— WHAT TO PRODUCE —
Repeat every record below exactly, omitting any pictures.

--- START DATASET EXTRACT ---

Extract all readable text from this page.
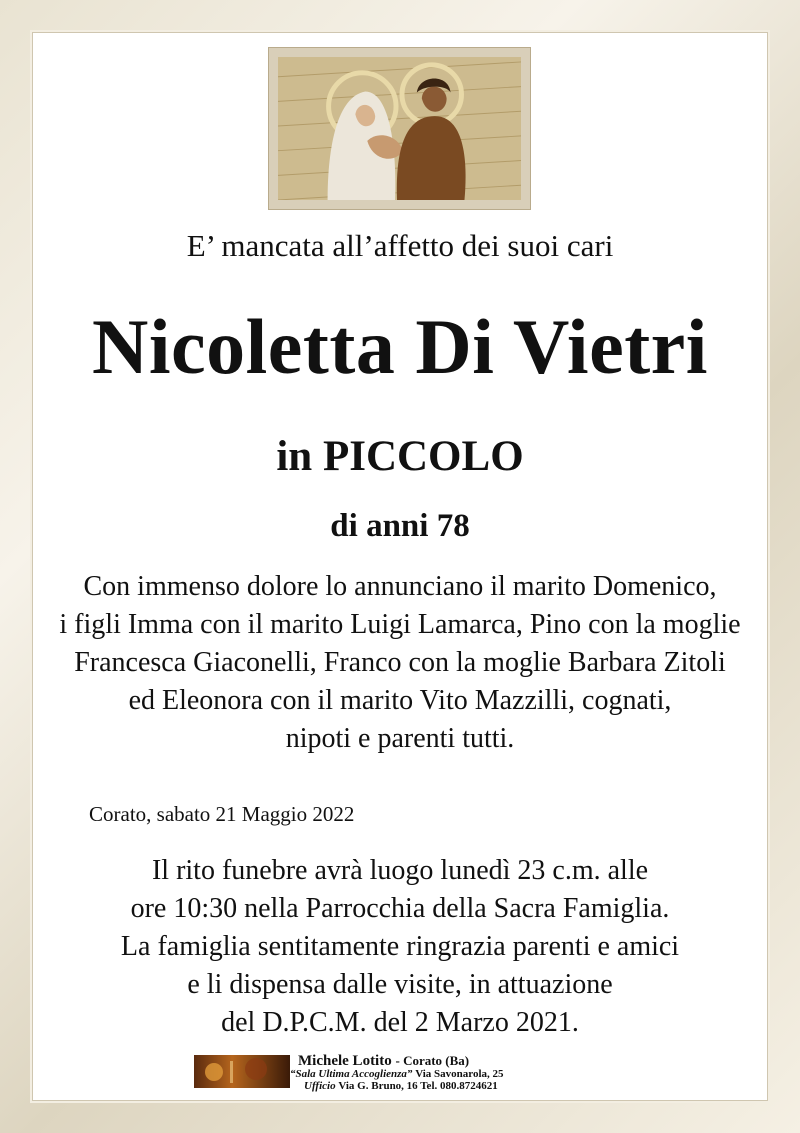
E’ mancata all’affetto dei suoi cari
Nicoletta Di Vietri
in PICCOLO
di anni 78
Con immenso dolore lo annunciano il marito Domenico,
i figli Imma con il marito Luigi Lamarca, Pino con la moglie
Francesca Giaconelli, Franco con la moglie Barbara Zitoli
ed Eleonora con il marito Vito Mazzilli, cognati,
nipoti e parenti tutti.
Corato, sabato 21 Maggio 2022
Il rito funebre avrà luogo lunedì 23 c.m. alle
ore 10:30 nella Parrocchia della Sacra Famiglia.
La famiglia sentitamente ringrazia parenti e amici
e li dispensa dalle visite, in attuazione
del D.P.C.M. del 2 Marzo 2021.
Michele Lotito - Corato (Ba)
“Sala Ultima Accoglienza” Via Savonarola, 25
Ufficio Via G. Bruno, 16 Tel. 080.8724621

--- END DATASET EXTRACT ---

— SOLUTION TO THIS PROBLEM —
Extract all readable text from this page.
E’ mancata all’affetto dei suoi cari
Nicoletta Di Vietri
in PICCOLO
di anni 78
Con immenso dolore lo annunciano il marito Domenico,
i figli Imma con il marito Luigi Lamarca, Pino con la moglie
Francesca Giaconelli, Franco con la moglie Barbara Zitoli
ed Eleonora con il marito Vito Mazzilli, cognati,
nipoti e parenti tutti.
Corato, sabato 21 Maggio 2022
Il rito funebre avrà luogo lunedì 23 c.m. alle
ore 10:30 nella Parrocchia della Sacra Famiglia.
La famiglia sentitamente ringrazia parenti e amici
e li dispensa dalle visite, in attuazione
del D.P.C.M. del 2 Marzo 2021.
Michele Lotito - Corato (Ba)
“Sala Ultima Accoglienza” Via Savonarola, 25
Ufficio Via G. Bruno, 16 Tel. 080.8724621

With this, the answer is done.